Structured figure records:
※ ※ ※

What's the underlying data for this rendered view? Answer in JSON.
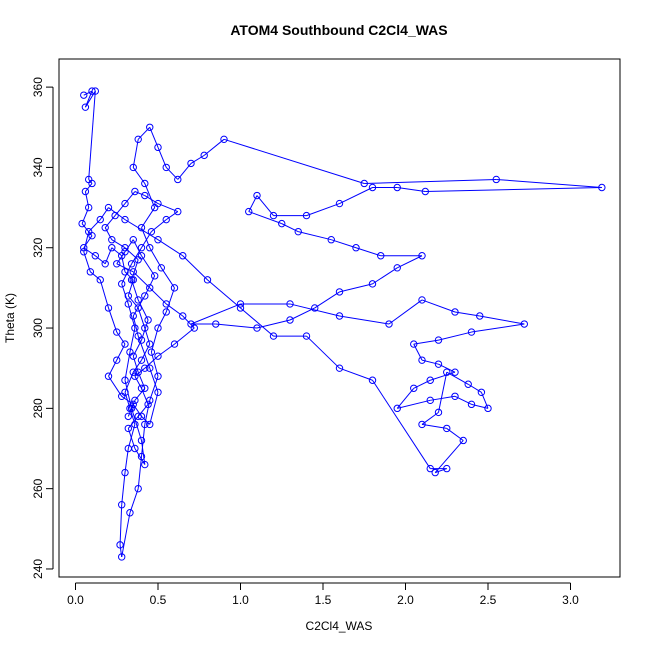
{
  "chart_data": {
    "type": "scatter",
    "title": "ATOM4 Southbound C2Cl4_WAS",
    "xlabel": "C2Cl4_WAS",
    "ylabel": "Theta (K)",
    "xlim": [
      -0.1,
      3.3
    ],
    "ylim": [
      238,
      367
    ],
    "xticks": [
      0.0,
      0.5,
      1.0,
      1.5,
      2.0,
      2.5,
      3.0
    ],
    "xtick_labels": [
      "0.0",
      "0.5",
      "1.0",
      "1.5",
      "2.0",
      "2.5",
      "3.0"
    ],
    "yticks": [
      240,
      260,
      280,
      300,
      320,
      340,
      360
    ],
    "ytick_labels": [
      "240",
      "260",
      "280",
      "300",
      "320",
      "340",
      "360"
    ],
    "grid": false,
    "series": [
      {
        "color": "#0000ff",
        "marker": "open-circle",
        "connected": true,
        "points": [
          [
            0.05,
            358
          ],
          [
            0.1,
            359
          ],
          [
            0.06,
            355
          ],
          [
            0.12,
            359
          ],
          [
            0.08,
            337
          ],
          [
            0.1,
            336
          ],
          [
            0.06,
            334
          ],
          [
            0.08,
            330
          ],
          [
            0.04,
            326
          ],
          [
            0.1,
            323
          ],
          [
            0.05,
            320
          ],
          [
            0.12,
            318
          ],
          [
            0.18,
            316
          ],
          [
            0.22,
            320
          ],
          [
            0.28,
            318
          ],
          [
            0.3,
            314
          ],
          [
            0.35,
            312
          ],
          [
            0.32,
            308
          ],
          [
            0.38,
            305
          ],
          [
            0.42,
            300
          ],
          [
            0.45,
            296
          ],
          [
            0.4,
            292
          ],
          [
            0.35,
            289
          ],
          [
            0.3,
            284
          ],
          [
            0.33,
            280
          ],
          [
            0.36,
            276
          ],
          [
            0.32,
            270
          ],
          [
            0.3,
            264
          ],
          [
            0.28,
            256
          ],
          [
            0.27,
            246
          ],
          [
            0.28,
            243
          ],
          [
            0.33,
            254
          ],
          [
            0.38,
            260
          ],
          [
            0.4,
            268
          ],
          [
            0.42,
            276
          ],
          [
            0.45,
            282
          ],
          [
            0.5,
            288
          ],
          [
            0.46,
            294
          ],
          [
            0.5,
            300
          ],
          [
            0.55,
            304
          ],
          [
            0.6,
            310
          ],
          [
            0.52,
            315
          ],
          [
            0.45,
            320
          ],
          [
            0.4,
            325
          ],
          [
            0.48,
            330
          ],
          [
            0.42,
            336
          ],
          [
            0.35,
            340
          ],
          [
            0.38,
            347
          ],
          [
            0.45,
            350
          ],
          [
            0.5,
            345
          ],
          [
            0.55,
            340
          ],
          [
            0.62,
            337
          ],
          [
            0.7,
            341
          ],
          [
            0.78,
            343
          ],
          [
            0.9,
            347
          ],
          [
            1.75,
            336
          ],
          [
            2.55,
            337
          ],
          [
            3.19,
            335
          ],
          [
            2.12,
            334
          ],
          [
            1.95,
            335
          ],
          [
            1.8,
            335
          ],
          [
            1.6,
            331
          ],
          [
            1.4,
            328
          ],
          [
            1.2,
            328
          ],
          [
            1.1,
            333
          ],
          [
            1.05,
            329
          ],
          [
            1.25,
            326
          ],
          [
            1.35,
            324
          ],
          [
            1.55,
            322
          ],
          [
            1.7,
            320
          ],
          [
            1.85,
            318
          ],
          [
            2.1,
            318
          ],
          [
            1.95,
            315
          ],
          [
            1.8,
            311
          ],
          [
            1.6,
            309
          ],
          [
            1.45,
            305
          ],
          [
            1.3,
            302
          ],
          [
            1.1,
            300
          ],
          [
            0.85,
            301
          ],
          [
            0.7,
            301
          ],
          [
            1.0,
            306
          ],
          [
            1.3,
            306
          ],
          [
            1.6,
            303
          ],
          [
            1.9,
            301
          ],
          [
            2.1,
            307
          ],
          [
            2.3,
            304
          ],
          [
            2.45,
            303
          ],
          [
            2.72,
            301
          ],
          [
            2.4,
            299
          ],
          [
            2.2,
            297
          ],
          [
            2.05,
            296
          ],
          [
            2.1,
            292
          ],
          [
            2.2,
            291
          ],
          [
            2.3,
            289
          ],
          [
            2.15,
            287
          ],
          [
            2.05,
            285
          ],
          [
            1.95,
            280
          ],
          [
            2.15,
            282
          ],
          [
            2.3,
            283
          ],
          [
            2.4,
            281
          ],
          [
            2.5,
            280
          ],
          [
            2.46,
            284
          ],
          [
            2.38,
            286
          ],
          [
            2.25,
            289
          ],
          [
            2.2,
            279
          ],
          [
            2.1,
            276
          ],
          [
            2.25,
            275
          ],
          [
            2.35,
            272
          ],
          [
            2.18,
            264
          ],
          [
            2.25,
            265
          ],
          [
            2.15,
            265
          ],
          [
            1.8,
            287
          ],
          [
            1.6,
            290
          ],
          [
            1.4,
            298
          ],
          [
            1.2,
            298
          ],
          [
            1.0,
            305
          ],
          [
            0.8,
            312
          ],
          [
            0.65,
            318
          ],
          [
            0.5,
            322
          ],
          [
            0.3,
            327
          ],
          [
            0.2,
            330
          ],
          [
            0.15,
            327
          ],
          [
            0.08,
            324
          ],
          [
            0.05,
            319
          ],
          [
            0.09,
            314
          ],
          [
            0.15,
            312
          ],
          [
            0.2,
            305
          ],
          [
            0.25,
            299
          ],
          [
            0.3,
            296
          ],
          [
            0.25,
            292
          ],
          [
            0.2,
            288
          ],
          [
            0.28,
            283
          ],
          [
            0.35,
            281
          ],
          [
            0.4,
            278
          ],
          [
            0.45,
            276
          ],
          [
            0.5,
            284
          ],
          [
            0.45,
            290
          ],
          [
            0.38,
            298
          ],
          [
            0.35,
            303
          ],
          [
            0.42,
            308
          ],
          [
            0.48,
            313
          ],
          [
            0.4,
            318
          ],
          [
            0.35,
            322
          ],
          [
            0.3,
            319
          ],
          [
            0.25,
            316
          ],
          [
            0.35,
            314
          ],
          [
            0.45,
            310
          ],
          [
            0.55,
            306
          ],
          [
            0.65,
            303
          ],
          [
            0.72,
            300
          ],
          [
            0.6,
            296
          ],
          [
            0.5,
            293
          ],
          [
            0.42,
            290
          ],
          [
            0.36,
            288
          ],
          [
            0.4,
            285
          ],
          [
            0.44,
            281
          ],
          [
            0.38,
            278
          ],
          [
            0.32,
            275
          ],
          [
            0.36,
            270
          ],
          [
            0.42,
            266
          ],
          [
            0.4,
            272
          ],
          [
            0.34,
            280
          ],
          [
            0.3,
            287
          ],
          [
            0.33,
            294
          ],
          [
            0.36,
            300
          ],
          [
            0.32,
            306
          ],
          [
            0.28,
            311
          ],
          [
            0.34,
            316
          ],
          [
            0.4,
            320
          ],
          [
            0.46,
            324
          ],
          [
            0.55,
            327
          ],
          [
            0.62,
            329
          ],
          [
            0.5,
            331
          ],
          [
            0.42,
            333
          ],
          [
            0.36,
            334
          ],
          [
            0.3,
            331
          ],
          [
            0.24,
            328
          ],
          [
            0.18,
            325
          ],
          [
            0.22,
            322
          ],
          [
            0.3,
            320
          ],
          [
            0.38,
            317
          ],
          [
            0.34,
            312
          ],
          [
            0.38,
            307
          ],
          [
            0.44,
            302
          ],
          [
            0.4,
            297
          ],
          [
            0.35,
            293
          ],
          [
            0.38,
            289
          ],
          [
            0.42,
            285
          ],
          [
            0.36,
            282
          ],
          [
            0.32,
            278
          ]
        ]
      }
    ]
  }
}
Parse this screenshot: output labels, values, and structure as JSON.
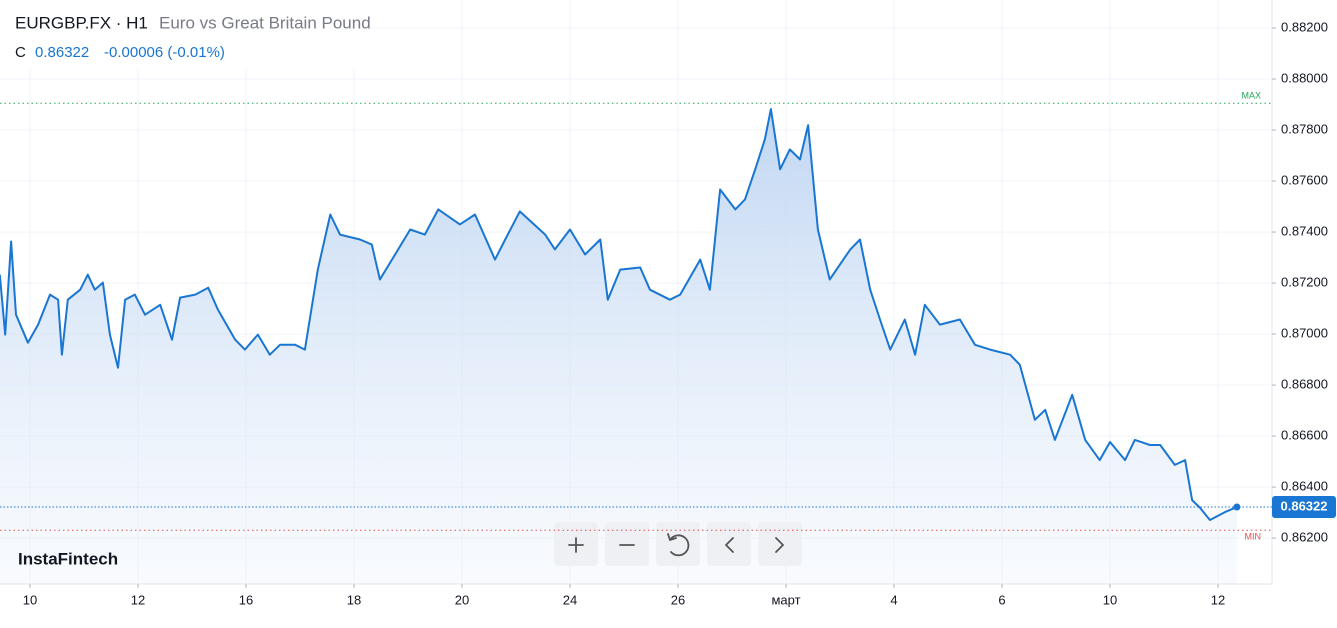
{
  "chart_data": {
    "type": "area",
    "symbol": "EURGBP.FX · H1",
    "description": "Euro vs Great Britain Pound",
    "price_prefix": "C",
    "last_price": 0.86322,
    "change": "-0.00006 (-0.01%)",
    "brand": "InstaFintech",
    "color": "#1976d2",
    "grid": true,
    "max": {
      "label": "MAX",
      "value": 0.87905,
      "color": "#26a65b"
    },
    "min": {
      "label": "MIN",
      "value": 0.86231,
      "color": "#e0504a"
    },
    "xlim": [
      -0.556,
      23.0
    ],
    "ylim": [
      0.8602,
      0.8831
    ],
    "xticks": [
      {
        "value": 0,
        "label": "10"
      },
      {
        "value": 2,
        "label": "12"
      },
      {
        "value": 4,
        "label": "16"
      },
      {
        "value": 6,
        "label": "18"
      },
      {
        "value": 8,
        "label": "20"
      },
      {
        "value": 10,
        "label": "24"
      },
      {
        "value": 12,
        "label": "26"
      },
      {
        "value": 14,
        "label": "март"
      },
      {
        "value": 16,
        "label": "4"
      },
      {
        "value": 18,
        "label": "6"
      },
      {
        "value": 20,
        "label": "10"
      },
      {
        "value": 22,
        "label": "12"
      }
    ],
    "yticks": [
      {
        "value": 0.862,
        "label": "0.86200"
      },
      {
        "value": 0.864,
        "label": "0.86400"
      },
      {
        "value": 0.866,
        "label": "0.86600"
      },
      {
        "value": 0.868,
        "label": "0.86800"
      },
      {
        "value": 0.87,
        "label": "0.87000"
      },
      {
        "value": 0.872,
        "label": "0.87200"
      },
      {
        "value": 0.874,
        "label": "0.87400"
      },
      {
        "value": 0.876,
        "label": "0.87600"
      },
      {
        "value": 0.878,
        "label": "0.87800"
      },
      {
        "value": 0.88,
        "label": "0.88000"
      },
      {
        "value": 0.882,
        "label": "0.88200"
      }
    ],
    "x": [
      -0.56,
      -0.46,
      -0.35,
      -0.26,
      -0.04,
      0.15,
      0.37,
      0.52,
      0.59,
      0.7,
      0.93,
      1.07,
      1.2,
      1.35,
      1.48,
      1.63,
      1.76,
      1.94,
      2.13,
      2.41,
      2.63,
      2.78,
      3.06,
      3.3,
      3.48,
      3.8,
      3.98,
      4.22,
      4.44,
      4.63,
      4.91,
      5.09,
      5.33,
      5.56,
      5.74,
      6.11,
      6.33,
      6.48,
      6.76,
      7.04,
      7.31,
      7.56,
      7.96,
      8.24,
      8.61,
      8.8,
      9.07,
      9.54,
      9.72,
      10.0,
      10.28,
      10.56,
      10.7,
      10.93,
      11.3,
      11.48,
      11.85,
      12.04,
      12.41,
      12.59,
      12.78,
      13.06,
      13.24,
      13.43,
      13.61,
      13.72,
      13.89,
      14.07,
      14.26,
      14.41,
      14.59,
      14.81,
      15.19,
      15.37,
      15.56,
      15.74,
      15.93,
      16.2,
      16.39,
      16.57,
      16.85,
      17.22,
      17.5,
      17.78,
      18.15,
      18.33,
      18.61,
      18.8,
      18.98,
      19.3,
      19.54,
      19.81,
      20.0,
      20.28,
      20.46,
      20.74,
      20.93,
      21.2,
      21.39,
      21.52,
      21.67,
      21.85,
      22.13,
      22.35
    ],
    "values": [
      0.87233,
      0.86998,
      0.87363,
      0.87076,
      0.86966,
      0.87037,
      0.87155,
      0.87135,
      0.86919,
      0.87135,
      0.87174,
      0.87233,
      0.87174,
      0.87202,
      0.86998,
      0.86868,
      0.87135,
      0.87155,
      0.87076,
      0.87115,
      0.86978,
      0.87143,
      0.87155,
      0.87182,
      0.87096,
      0.86978,
      0.86939,
      0.86998,
      0.86919,
      0.86958,
      0.86958,
      0.86939,
      0.87253,
      0.87469,
      0.8739,
      0.87371,
      0.87351,
      0.87214,
      0.87312,
      0.8741,
      0.8739,
      0.87489,
      0.8743,
      0.87469,
      0.87292,
      0.87371,
      0.87481,
      0.8739,
      0.87332,
      0.8741,
      0.87312,
      0.87371,
      0.87135,
      0.87253,
      0.87261,
      0.87174,
      0.87135,
      0.87155,
      0.87292,
      0.87174,
      0.87567,
      0.87489,
      0.87528,
      0.87646,
      0.87764,
      0.87882,
      0.87646,
      0.87724,
      0.87685,
      0.87819,
      0.8741,
      0.87214,
      0.87332,
      0.87371,
      0.87174,
      0.87057,
      0.86939,
      0.87057,
      0.86919,
      0.87115,
      0.87037,
      0.87057,
      0.86958,
      0.86939,
      0.86919,
      0.8688,
      0.86664,
      0.86703,
      0.86585,
      0.86762,
      0.86585,
      0.86506,
      0.86577,
      0.86506,
      0.86585,
      0.86565,
      0.86565,
      0.86487,
      0.86506,
      0.86349,
      0.86318,
      0.86271,
      0.86302,
      0.86322
    ]
  }
}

※ ※ ※

WRITTEN PROBLEM: Look for the word "JSON" in every line of the listing and copy the lines that have it.

COMPLETED TASK:
What's the underlying data for this rendered view? Answer in JSON.
Parse this screenshot: output labels, values, and structure as JSON.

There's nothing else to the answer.